Figure data in JSON:
──────
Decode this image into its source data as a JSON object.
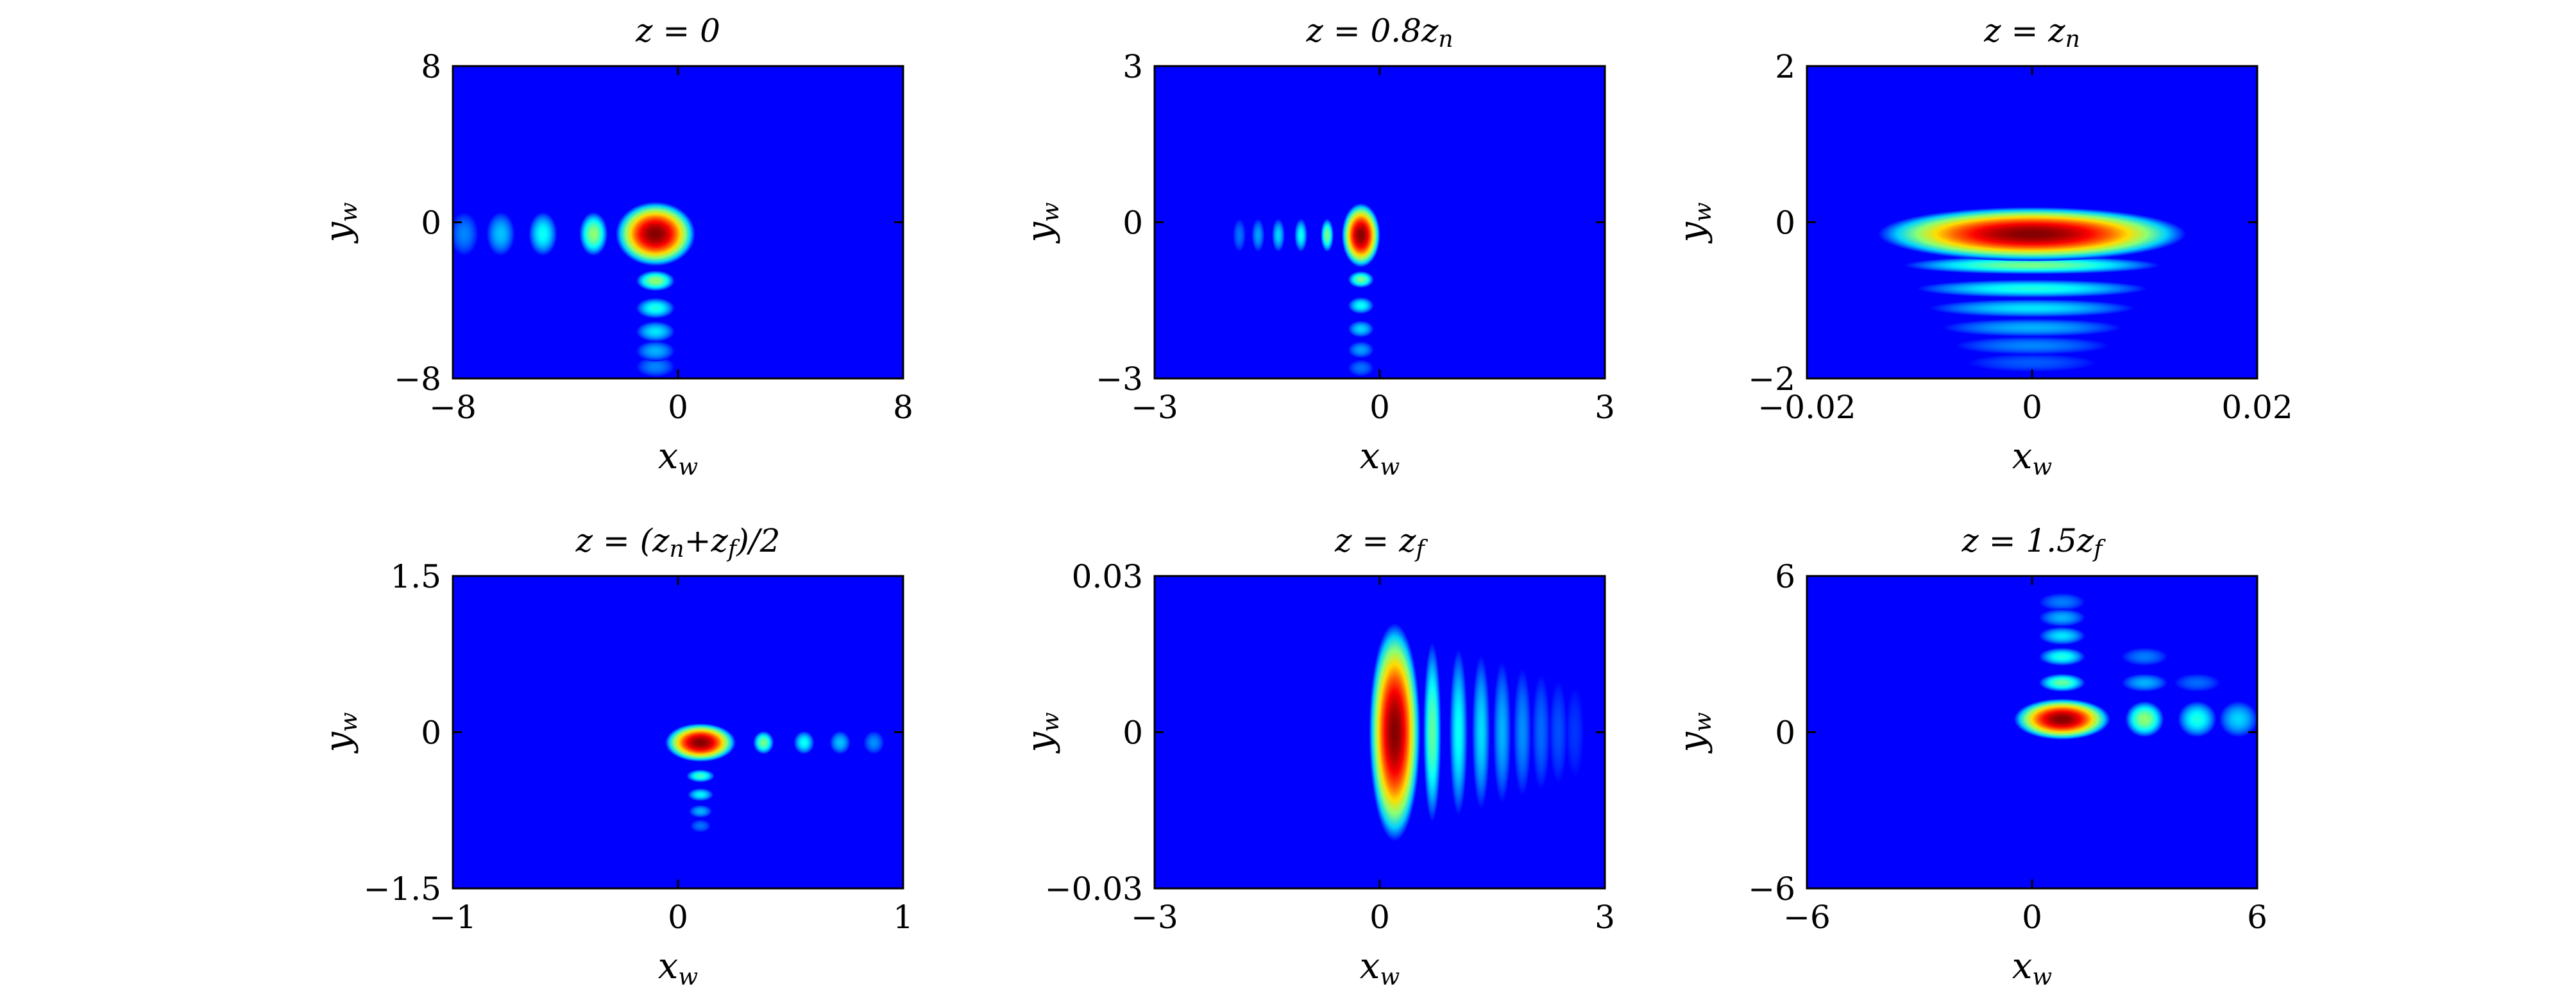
{
  "chart_data": [
    {
      "type": "heatmap",
      "title": "z = 0",
      "xlabel": "x_w",
      "ylabel": "y_w",
      "xlim": [
        -8,
        8
      ],
      "ylim": [
        -8,
        8
      ],
      "xticks": [
        "−8",
        "0",
        "8"
      ],
      "yticks": [
        "8",
        "0",
        "−8"
      ],
      "colormap": "jet",
      "intensity_spots": [
        {
          "x": -0.8,
          "y": -0.6,
          "intensity": 1.0
        },
        {
          "x": -3.0,
          "y": -0.6,
          "intensity": 0.45
        },
        {
          "x": -4.8,
          "y": -0.6,
          "intensity": 0.3
        },
        {
          "x": -6.3,
          "y": -0.6,
          "intensity": 0.22
        },
        {
          "x": -7.6,
          "y": -0.6,
          "intensity": 0.15
        },
        {
          "x": -0.8,
          "y": -3.0,
          "intensity": 0.45
        },
        {
          "x": -0.8,
          "y": -4.4,
          "intensity": 0.32
        },
        {
          "x": -0.8,
          "y": -5.6,
          "intensity": 0.26
        },
        {
          "x": -0.8,
          "y": -6.6,
          "intensity": 0.2
        },
        {
          "x": -0.8,
          "y": -7.4,
          "intensity": 0.15
        }
      ]
    },
    {
      "type": "heatmap",
      "title": "z = 0.8z_n",
      "xlabel": "x_w",
      "ylabel": "y_w",
      "xlim": [
        -3,
        3
      ],
      "ylim": [
        -3,
        3
      ],
      "xticks": [
        "−3",
        "0",
        "3"
      ],
      "yticks": [
        "3",
        "0",
        "−3"
      ],
      "colormap": "jet",
      "intensity_spots": [
        {
          "x": -0.25,
          "y": -0.25,
          "intensity": 1.0
        },
        {
          "x": -0.7,
          "y": -0.25,
          "intensity": 0.42
        },
        {
          "x": -1.05,
          "y": -0.25,
          "intensity": 0.3
        },
        {
          "x": -1.35,
          "y": -0.25,
          "intensity": 0.24
        },
        {
          "x": -1.62,
          "y": -0.25,
          "intensity": 0.18
        },
        {
          "x": -1.87,
          "y": -0.25,
          "intensity": 0.13
        },
        {
          "x": -0.25,
          "y": -1.1,
          "intensity": 0.42
        },
        {
          "x": -0.25,
          "y": -1.6,
          "intensity": 0.3
        },
        {
          "x": -0.25,
          "y": -2.05,
          "intensity": 0.24
        },
        {
          "x": -0.25,
          "y": -2.45,
          "intensity": 0.18
        },
        {
          "x": -0.25,
          "y": -2.8,
          "intensity": 0.13
        }
      ]
    },
    {
      "type": "heatmap",
      "title": "z = z_n",
      "xlabel": "x_w",
      "ylabel": "y_w",
      "xlim": [
        -0.02,
        0.02
      ],
      "ylim": [
        -2,
        2
      ],
      "xticks": [
        "−0.02",
        "0",
        "0.02"
      ],
      "yticks": [
        "2",
        "0",
        "−2"
      ],
      "colormap": "jet",
      "intensity_spots": [
        {
          "x": 0.0,
          "y": -0.15,
          "intensity": 1.0
        },
        {
          "x": 0.0,
          "y": -0.55,
          "intensity": 0.42
        },
        {
          "x": 0.0,
          "y": -0.85,
          "intensity": 0.32
        },
        {
          "x": 0.0,
          "y": -1.1,
          "intensity": 0.26
        },
        {
          "x": 0.0,
          "y": -1.35,
          "intensity": 0.2
        },
        {
          "x": 0.0,
          "y": -1.58,
          "intensity": 0.15
        },
        {
          "x": 0.0,
          "y": -1.8,
          "intensity": 0.1
        }
      ]
    },
    {
      "type": "heatmap",
      "title": "z = (z_n + z_f)/2",
      "xlabel": "x_w",
      "ylabel": "y_w",
      "xlim": [
        -1,
        1
      ],
      "ylim": [
        -1.5,
        1.5
      ],
      "xticks": [
        "−1",
        "0",
        "1"
      ],
      "yticks": [
        "1.5",
        "0",
        "−1.5"
      ],
      "colormap": "jet",
      "intensity_spots": [
        {
          "x": 0.1,
          "y": -0.1,
          "intensity": 1.0
        },
        {
          "x": 0.38,
          "y": -0.1,
          "intensity": 0.42
        },
        {
          "x": 0.56,
          "y": -0.1,
          "intensity": 0.3
        },
        {
          "x": 0.72,
          "y": -0.1,
          "intensity": 0.22
        },
        {
          "x": 0.87,
          "y": -0.1,
          "intensity": 0.16
        },
        {
          "x": 0.1,
          "y": -0.42,
          "intensity": 0.36
        },
        {
          "x": 0.1,
          "y": -0.6,
          "intensity": 0.28
        },
        {
          "x": 0.1,
          "y": -0.76,
          "intensity": 0.2
        },
        {
          "x": 0.1,
          "y": -0.9,
          "intensity": 0.13
        }
      ]
    },
    {
      "type": "heatmap",
      "title": "z = z_f",
      "xlabel": "x_w",
      "ylabel": "y_w",
      "xlim": [
        -3,
        3
      ],
      "ylim": [
        -0.03,
        0.03
      ],
      "xticks": [
        "−3",
        "0",
        "3"
      ],
      "yticks": [
        "0.03",
        "0",
        "−0.03"
      ],
      "colormap": "jet",
      "intensity_spots": [
        {
          "x": 0.2,
          "y": 0.0,
          "intensity": 1.0
        },
        {
          "x": 0.7,
          "y": 0.0,
          "intensity": 0.4
        },
        {
          "x": 1.05,
          "y": 0.0,
          "intensity": 0.3
        },
        {
          "x": 1.35,
          "y": 0.0,
          "intensity": 0.25
        },
        {
          "x": 1.63,
          "y": 0.0,
          "intensity": 0.2
        },
        {
          "x": 1.9,
          "y": 0.0,
          "intensity": 0.16
        },
        {
          "x": 2.15,
          "y": 0.0,
          "intensity": 0.12
        },
        {
          "x": 2.38,
          "y": 0.0,
          "intensity": 0.09
        },
        {
          "x": 2.6,
          "y": 0.0,
          "intensity": 0.06
        }
      ]
    },
    {
      "type": "heatmap",
      "title": "z = 1.5z_f",
      "xlabel": "x_w",
      "ylabel": "y_w",
      "xlim": [
        -6,
        6
      ],
      "ylim": [
        -6,
        6
      ],
      "xticks": [
        "−6",
        "0",
        "6"
      ],
      "yticks": [
        "6",
        "0",
        "−6"
      ],
      "colormap": "jet",
      "intensity_spots": [
        {
          "x": 0.8,
          "y": 0.5,
          "intensity": 1.0
        },
        {
          "x": 3.0,
          "y": 0.5,
          "intensity": 0.45
        },
        {
          "x": 4.4,
          "y": 0.5,
          "intensity": 0.32
        },
        {
          "x": 5.5,
          "y": 0.5,
          "intensity": 0.24
        },
        {
          "x": 0.8,
          "y": 1.9,
          "intensity": 0.4
        },
        {
          "x": 0.8,
          "y": 2.9,
          "intensity": 0.32
        },
        {
          "x": 0.8,
          "y": 3.7,
          "intensity": 0.26
        },
        {
          "x": 0.8,
          "y": 4.4,
          "intensity": 0.2
        },
        {
          "x": 0.8,
          "y": 5.0,
          "intensity": 0.14
        },
        {
          "x": 3.0,
          "y": 1.9,
          "intensity": 0.2
        },
        {
          "x": 3.0,
          "y": 2.9,
          "intensity": 0.14
        },
        {
          "x": 4.4,
          "y": 1.9,
          "intensity": 0.12
        }
      ]
    }
  ]
}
──────
- Task details
All of the lines above should be retyped precisely, apart from the pictures.

- Response
Decode this image into its source data as a JSON object.
{
  "chart_data": [
    {
      "type": "heatmap",
      "title": "z = 0",
      "xlabel": "x_w",
      "ylabel": "y_w",
      "xlim": [
        -8,
        8
      ],
      "ylim": [
        -8,
        8
      ],
      "xticks": [
        "−8",
        "0",
        "8"
      ],
      "yticks": [
        "8",
        "0",
        "−8"
      ],
      "colormap": "jet",
      "intensity_spots": [
        {
          "x": -0.8,
          "y": -0.6,
          "intensity": 1.0
        },
        {
          "x": -3.0,
          "y": -0.6,
          "intensity": 0.45
        },
        {
          "x": -4.8,
          "y": -0.6,
          "intensity": 0.3
        },
        {
          "x": -6.3,
          "y": -0.6,
          "intensity": 0.22
        },
        {
          "x": -7.6,
          "y": -0.6,
          "intensity": 0.15
        },
        {
          "x": -0.8,
          "y": -3.0,
          "intensity": 0.45
        },
        {
          "x": -0.8,
          "y": -4.4,
          "intensity": 0.32
        },
        {
          "x": -0.8,
          "y": -5.6,
          "intensity": 0.26
        },
        {
          "x": -0.8,
          "y": -6.6,
          "intensity": 0.2
        },
        {
          "x": -0.8,
          "y": -7.4,
          "intensity": 0.15
        }
      ]
    },
    {
      "type": "heatmap",
      "title": "z = 0.8z_n",
      "xlabel": "x_w",
      "ylabel": "y_w",
      "xlim": [
        -3,
        3
      ],
      "ylim": [
        -3,
        3
      ],
      "xticks": [
        "−3",
        "0",
        "3"
      ],
      "yticks": [
        "3",
        "0",
        "−3"
      ],
      "colormap": "jet",
      "intensity_spots": [
        {
          "x": -0.25,
          "y": -0.25,
          "intensity": 1.0
        },
        {
          "x": -0.7,
          "y": -0.25,
          "intensity": 0.42
        },
        {
          "x": -1.05,
          "y": -0.25,
          "intensity": 0.3
        },
        {
          "x": -1.35,
          "y": -0.25,
          "intensity": 0.24
        },
        {
          "x": -1.62,
          "y": -0.25,
          "intensity": 0.18
        },
        {
          "x": -1.87,
          "y": -0.25,
          "intensity": 0.13
        },
        {
          "x": -0.25,
          "y": -1.1,
          "intensity": 0.42
        },
        {
          "x": -0.25,
          "y": -1.6,
          "intensity": 0.3
        },
        {
          "x": -0.25,
          "y": -2.05,
          "intensity": 0.24
        },
        {
          "x": -0.25,
          "y": -2.45,
          "intensity": 0.18
        },
        {
          "x": -0.25,
          "y": -2.8,
          "intensity": 0.13
        }
      ]
    },
    {
      "type": "heatmap",
      "title": "z = z_n",
      "xlabel": "x_w",
      "ylabel": "y_w",
      "xlim": [
        -0.02,
        0.02
      ],
      "ylim": [
        -2,
        2
      ],
      "xticks": [
        "−0.02",
        "0",
        "0.02"
      ],
      "yticks": [
        "2",
        "0",
        "−2"
      ],
      "colormap": "jet",
      "intensity_spots": [
        {
          "x": 0.0,
          "y": -0.15,
          "intensity": 1.0
        },
        {
          "x": 0.0,
          "y": -0.55,
          "intensity": 0.42
        },
        {
          "x": 0.0,
          "y": -0.85,
          "intensity": 0.32
        },
        {
          "x": 0.0,
          "y": -1.1,
          "intensity": 0.26
        },
        {
          "x": 0.0,
          "y": -1.35,
          "intensity": 0.2
        },
        {
          "x": 0.0,
          "y": -1.58,
          "intensity": 0.15
        },
        {
          "x": 0.0,
          "y": -1.8,
          "intensity": 0.1
        }
      ]
    },
    {
      "type": "heatmap",
      "title": "z = (z_n + z_f)/2",
      "xlabel": "x_w",
      "ylabel": "y_w",
      "xlim": [
        -1,
        1
      ],
      "ylim": [
        -1.5,
        1.5
      ],
      "xticks": [
        "−1",
        "0",
        "1"
      ],
      "yticks": [
        "1.5",
        "0",
        "−1.5"
      ],
      "colormap": "jet",
      "intensity_spots": [
        {
          "x": 0.1,
          "y": -0.1,
          "intensity": 1.0
        },
        {
          "x": 0.38,
          "y": -0.1,
          "intensity": 0.42
        },
        {
          "x": 0.56,
          "y": -0.1,
          "intensity": 0.3
        },
        {
          "x": 0.72,
          "y": -0.1,
          "intensity": 0.22
        },
        {
          "x": 0.87,
          "y": -0.1,
          "intensity": 0.16
        },
        {
          "x": 0.1,
          "y": -0.42,
          "intensity": 0.36
        },
        {
          "x": 0.1,
          "y": -0.6,
          "intensity": 0.28
        },
        {
          "x": 0.1,
          "y": -0.76,
          "intensity": 0.2
        },
        {
          "x": 0.1,
          "y": -0.9,
          "intensity": 0.13
        }
      ]
    },
    {
      "type": "heatmap",
      "title": "z = z_f",
      "xlabel": "x_w",
      "ylabel": "y_w",
      "xlim": [
        -3,
        3
      ],
      "ylim": [
        -0.03,
        0.03
      ],
      "xticks": [
        "−3",
        "0",
        "3"
      ],
      "yticks": [
        "0.03",
        "0",
        "−0.03"
      ],
      "colormap": "jet",
      "intensity_spots": [
        {
          "x": 0.2,
          "y": 0.0,
          "intensity": 1.0
        },
        {
          "x": 0.7,
          "y": 0.0,
          "intensity": 0.4
        },
        {
          "x": 1.05,
          "y": 0.0,
          "intensity": 0.3
        },
        {
          "x": 1.35,
          "y": 0.0,
          "intensity": 0.25
        },
        {
          "x": 1.63,
          "y": 0.0,
          "intensity": 0.2
        },
        {
          "x": 1.9,
          "y": 0.0,
          "intensity": 0.16
        },
        {
          "x": 2.15,
          "y": 0.0,
          "intensity": 0.12
        },
        {
          "x": 2.38,
          "y": 0.0,
          "intensity": 0.09
        },
        {
          "x": 2.6,
          "y": 0.0,
          "intensity": 0.06
        }
      ]
    },
    {
      "type": "heatmap",
      "title": "z = 1.5z_f",
      "xlabel": "x_w",
      "ylabel": "y_w",
      "xlim": [
        -6,
        6
      ],
      "ylim": [
        -6,
        6
      ],
      "xticks": [
        "−6",
        "0",
        "6"
      ],
      "yticks": [
        "6",
        "0",
        "−6"
      ],
      "colormap": "jet",
      "intensity_spots": [
        {
          "x": 0.8,
          "y": 0.5,
          "intensity": 1.0
        },
        {
          "x": 3.0,
          "y": 0.5,
          "intensity": 0.45
        },
        {
          "x": 4.4,
          "y": 0.5,
          "intensity": 0.32
        },
        {
          "x": 5.5,
          "y": 0.5,
          "intensity": 0.24
        },
        {
          "x": 0.8,
          "y": 1.9,
          "intensity": 0.4
        },
        {
          "x": 0.8,
          "y": 2.9,
          "intensity": 0.32
        },
        {
          "x": 0.8,
          "y": 3.7,
          "intensity": 0.26
        },
        {
          "x": 0.8,
          "y": 4.4,
          "intensity": 0.2
        },
        {
          "x": 0.8,
          "y": 5.0,
          "intensity": 0.14
        },
        {
          "x": 3.0,
          "y": 1.9,
          "intensity": 0.2
        },
        {
          "x": 3.0,
          "y": 2.9,
          "intensity": 0.14
        },
        {
          "x": 4.4,
          "y": 1.9,
          "intensity": 0.12
        }
      ]
    }
  ]
}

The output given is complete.